## What you should do
Take the entries below and reproduce them word for word.
%%
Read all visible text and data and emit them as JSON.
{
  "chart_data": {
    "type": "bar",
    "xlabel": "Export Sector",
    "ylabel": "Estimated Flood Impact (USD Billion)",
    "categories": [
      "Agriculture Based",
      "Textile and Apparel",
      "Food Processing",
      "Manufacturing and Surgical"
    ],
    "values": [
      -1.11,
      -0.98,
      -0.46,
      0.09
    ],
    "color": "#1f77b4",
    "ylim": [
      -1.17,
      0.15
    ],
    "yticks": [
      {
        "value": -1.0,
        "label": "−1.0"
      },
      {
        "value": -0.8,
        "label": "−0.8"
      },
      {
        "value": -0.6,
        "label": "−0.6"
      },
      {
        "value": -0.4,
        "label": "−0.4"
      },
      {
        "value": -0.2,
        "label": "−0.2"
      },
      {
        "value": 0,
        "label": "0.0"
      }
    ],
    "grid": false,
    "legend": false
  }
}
%%
## Task solution
Read all visible text and data and emit them as JSON.
{
  "chart_data": {
    "type": "bar",
    "xlabel": "Export Sector",
    "ylabel": "Estimated Flood Impact (USD Billion)",
    "categories": [
      "Agriculture Based",
      "Textile and Apparel",
      "Food Processing",
      "Manufacturing and Surgical"
    ],
    "values": [
      -1.11,
      -0.98,
      -0.46,
      0.09
    ],
    "color": "#1f77b4",
    "ylim": [
      -1.17,
      0.15
    ],
    "yticks": [
      {
        "value": -1.0,
        "label": "−1.0"
      },
      {
        "value": -0.8,
        "label": "−0.8"
      },
      {
        "value": -0.6,
        "label": "−0.6"
      },
      {
        "value": -0.4,
        "label": "−0.4"
      },
      {
        "value": -0.2,
        "label": "−0.2"
      },
      {
        "value": 0,
        "label": "0.0"
      }
    ],
    "grid": false,
    "legend": false
  }
}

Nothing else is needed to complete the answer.